(Saved data entries)

◇ ◇ ◇ ◇ ◇

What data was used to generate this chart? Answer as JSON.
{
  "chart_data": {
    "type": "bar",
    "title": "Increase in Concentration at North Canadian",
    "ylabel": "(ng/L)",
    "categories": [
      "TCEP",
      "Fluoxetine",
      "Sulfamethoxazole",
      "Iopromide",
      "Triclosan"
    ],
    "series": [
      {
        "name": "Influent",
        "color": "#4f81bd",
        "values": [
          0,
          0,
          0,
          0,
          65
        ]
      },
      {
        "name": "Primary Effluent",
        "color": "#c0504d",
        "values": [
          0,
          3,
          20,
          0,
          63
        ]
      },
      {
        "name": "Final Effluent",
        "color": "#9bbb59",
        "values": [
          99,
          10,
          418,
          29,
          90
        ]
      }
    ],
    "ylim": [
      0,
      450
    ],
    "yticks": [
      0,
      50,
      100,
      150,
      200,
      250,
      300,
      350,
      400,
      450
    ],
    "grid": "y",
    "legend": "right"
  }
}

◇ ◇ ◇ ◇ ◇

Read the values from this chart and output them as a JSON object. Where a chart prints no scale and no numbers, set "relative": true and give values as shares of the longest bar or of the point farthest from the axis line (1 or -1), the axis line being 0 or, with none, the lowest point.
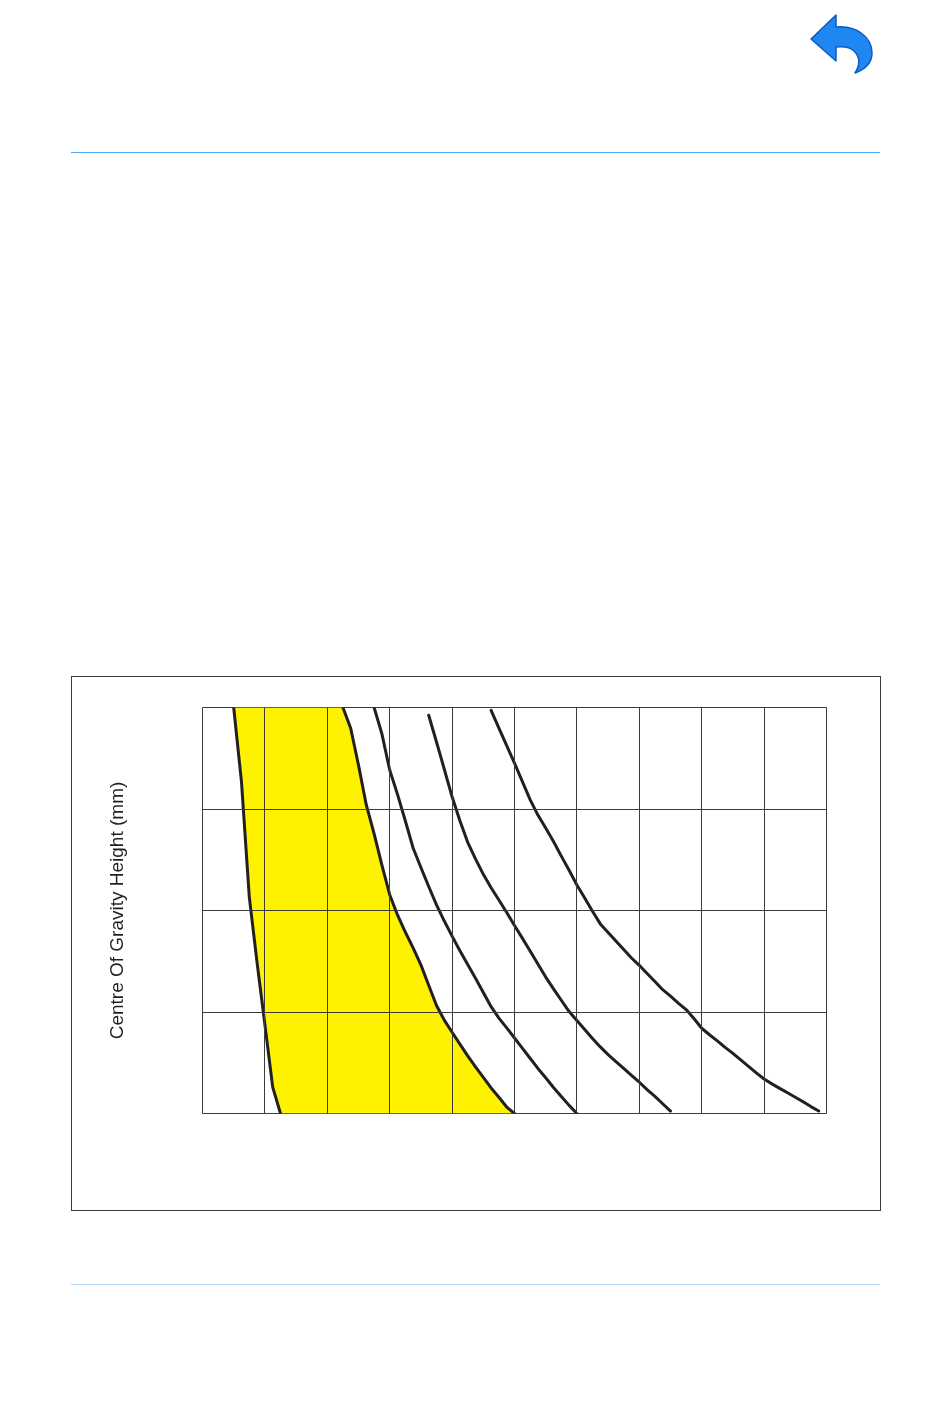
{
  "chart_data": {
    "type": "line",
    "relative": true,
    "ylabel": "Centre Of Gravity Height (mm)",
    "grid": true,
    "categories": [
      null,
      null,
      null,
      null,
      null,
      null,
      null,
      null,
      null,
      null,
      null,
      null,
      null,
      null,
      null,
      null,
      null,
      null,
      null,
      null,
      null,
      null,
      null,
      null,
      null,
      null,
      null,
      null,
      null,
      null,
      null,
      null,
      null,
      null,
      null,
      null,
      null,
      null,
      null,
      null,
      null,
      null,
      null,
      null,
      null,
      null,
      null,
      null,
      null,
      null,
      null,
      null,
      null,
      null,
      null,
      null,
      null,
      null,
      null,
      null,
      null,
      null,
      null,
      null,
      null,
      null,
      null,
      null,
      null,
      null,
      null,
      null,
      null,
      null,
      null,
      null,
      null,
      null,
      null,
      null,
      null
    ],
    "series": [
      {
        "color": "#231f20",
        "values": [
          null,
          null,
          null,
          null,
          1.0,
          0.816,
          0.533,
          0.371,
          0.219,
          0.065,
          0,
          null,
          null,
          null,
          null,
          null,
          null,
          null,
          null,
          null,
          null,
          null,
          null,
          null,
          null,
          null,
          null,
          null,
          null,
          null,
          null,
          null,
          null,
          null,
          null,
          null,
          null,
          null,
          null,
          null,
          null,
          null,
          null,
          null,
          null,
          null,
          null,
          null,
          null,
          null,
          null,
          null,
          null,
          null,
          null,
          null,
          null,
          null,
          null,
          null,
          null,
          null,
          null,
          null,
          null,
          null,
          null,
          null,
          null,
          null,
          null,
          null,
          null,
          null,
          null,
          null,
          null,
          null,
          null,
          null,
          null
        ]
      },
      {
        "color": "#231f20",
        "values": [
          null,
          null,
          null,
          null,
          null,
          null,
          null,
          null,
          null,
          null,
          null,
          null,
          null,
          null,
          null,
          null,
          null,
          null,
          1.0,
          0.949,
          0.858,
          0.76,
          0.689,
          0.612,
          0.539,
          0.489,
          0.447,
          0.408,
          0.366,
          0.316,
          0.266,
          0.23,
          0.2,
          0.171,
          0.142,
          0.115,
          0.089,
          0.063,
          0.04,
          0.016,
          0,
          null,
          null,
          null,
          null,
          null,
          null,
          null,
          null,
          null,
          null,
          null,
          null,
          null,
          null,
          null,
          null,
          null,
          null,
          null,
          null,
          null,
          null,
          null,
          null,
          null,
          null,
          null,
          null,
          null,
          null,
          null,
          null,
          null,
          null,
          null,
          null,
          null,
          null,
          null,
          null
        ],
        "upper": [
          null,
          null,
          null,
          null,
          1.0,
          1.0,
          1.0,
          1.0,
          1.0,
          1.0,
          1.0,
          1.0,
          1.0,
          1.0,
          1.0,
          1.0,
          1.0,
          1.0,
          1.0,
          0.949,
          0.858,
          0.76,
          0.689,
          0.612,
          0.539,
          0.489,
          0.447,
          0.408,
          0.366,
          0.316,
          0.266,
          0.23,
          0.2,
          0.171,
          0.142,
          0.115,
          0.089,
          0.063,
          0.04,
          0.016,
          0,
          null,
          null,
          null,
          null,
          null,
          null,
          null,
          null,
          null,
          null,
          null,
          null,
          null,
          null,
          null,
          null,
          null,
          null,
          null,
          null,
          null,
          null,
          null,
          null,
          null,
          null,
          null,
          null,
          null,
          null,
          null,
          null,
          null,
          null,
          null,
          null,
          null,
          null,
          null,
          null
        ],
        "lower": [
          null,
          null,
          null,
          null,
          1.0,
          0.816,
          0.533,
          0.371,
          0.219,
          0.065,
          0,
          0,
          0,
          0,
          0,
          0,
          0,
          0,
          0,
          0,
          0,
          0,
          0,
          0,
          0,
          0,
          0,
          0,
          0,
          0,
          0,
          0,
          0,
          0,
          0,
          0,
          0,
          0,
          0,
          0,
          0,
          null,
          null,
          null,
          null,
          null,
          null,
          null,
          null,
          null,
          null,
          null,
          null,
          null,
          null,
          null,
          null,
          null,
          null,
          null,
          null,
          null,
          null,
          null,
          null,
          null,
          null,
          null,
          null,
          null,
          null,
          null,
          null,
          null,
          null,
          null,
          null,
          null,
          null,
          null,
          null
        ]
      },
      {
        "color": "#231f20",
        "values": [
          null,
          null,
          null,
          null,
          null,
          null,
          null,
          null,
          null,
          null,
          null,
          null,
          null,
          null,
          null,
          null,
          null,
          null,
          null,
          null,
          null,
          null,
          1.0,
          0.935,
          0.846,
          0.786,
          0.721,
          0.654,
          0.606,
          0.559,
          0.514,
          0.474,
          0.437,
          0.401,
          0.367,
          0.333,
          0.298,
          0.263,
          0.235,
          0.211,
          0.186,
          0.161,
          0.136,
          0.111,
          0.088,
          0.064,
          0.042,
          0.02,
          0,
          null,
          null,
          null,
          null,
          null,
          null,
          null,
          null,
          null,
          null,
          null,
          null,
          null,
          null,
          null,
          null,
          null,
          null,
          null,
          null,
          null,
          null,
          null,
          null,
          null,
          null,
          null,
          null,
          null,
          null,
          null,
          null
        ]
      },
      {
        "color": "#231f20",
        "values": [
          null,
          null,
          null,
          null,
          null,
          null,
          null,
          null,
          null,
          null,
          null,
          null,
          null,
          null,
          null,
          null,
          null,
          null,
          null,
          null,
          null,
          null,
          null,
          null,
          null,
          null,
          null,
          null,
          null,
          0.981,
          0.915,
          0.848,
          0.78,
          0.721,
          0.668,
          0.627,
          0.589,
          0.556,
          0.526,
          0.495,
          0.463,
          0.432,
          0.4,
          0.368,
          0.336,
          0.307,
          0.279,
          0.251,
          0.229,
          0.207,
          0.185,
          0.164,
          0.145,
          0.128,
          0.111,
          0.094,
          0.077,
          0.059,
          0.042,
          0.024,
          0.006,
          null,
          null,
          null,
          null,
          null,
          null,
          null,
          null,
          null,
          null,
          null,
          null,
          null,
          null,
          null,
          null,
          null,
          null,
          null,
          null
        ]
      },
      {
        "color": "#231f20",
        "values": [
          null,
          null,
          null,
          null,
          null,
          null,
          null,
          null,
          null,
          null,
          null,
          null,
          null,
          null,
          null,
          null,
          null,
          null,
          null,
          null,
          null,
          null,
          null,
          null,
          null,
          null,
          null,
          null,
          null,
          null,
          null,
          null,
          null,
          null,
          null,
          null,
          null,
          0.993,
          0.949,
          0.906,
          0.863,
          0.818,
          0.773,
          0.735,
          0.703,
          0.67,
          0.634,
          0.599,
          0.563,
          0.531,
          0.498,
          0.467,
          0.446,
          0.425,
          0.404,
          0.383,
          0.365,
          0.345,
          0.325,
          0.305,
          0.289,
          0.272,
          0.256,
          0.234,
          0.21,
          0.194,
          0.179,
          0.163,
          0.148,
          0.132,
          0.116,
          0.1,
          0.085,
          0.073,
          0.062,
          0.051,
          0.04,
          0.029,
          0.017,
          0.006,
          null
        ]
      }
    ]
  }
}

◇ ◇ ◇ ◇ ◇

Only a number is wanted: how many lines of the material include the word "ylabel".

2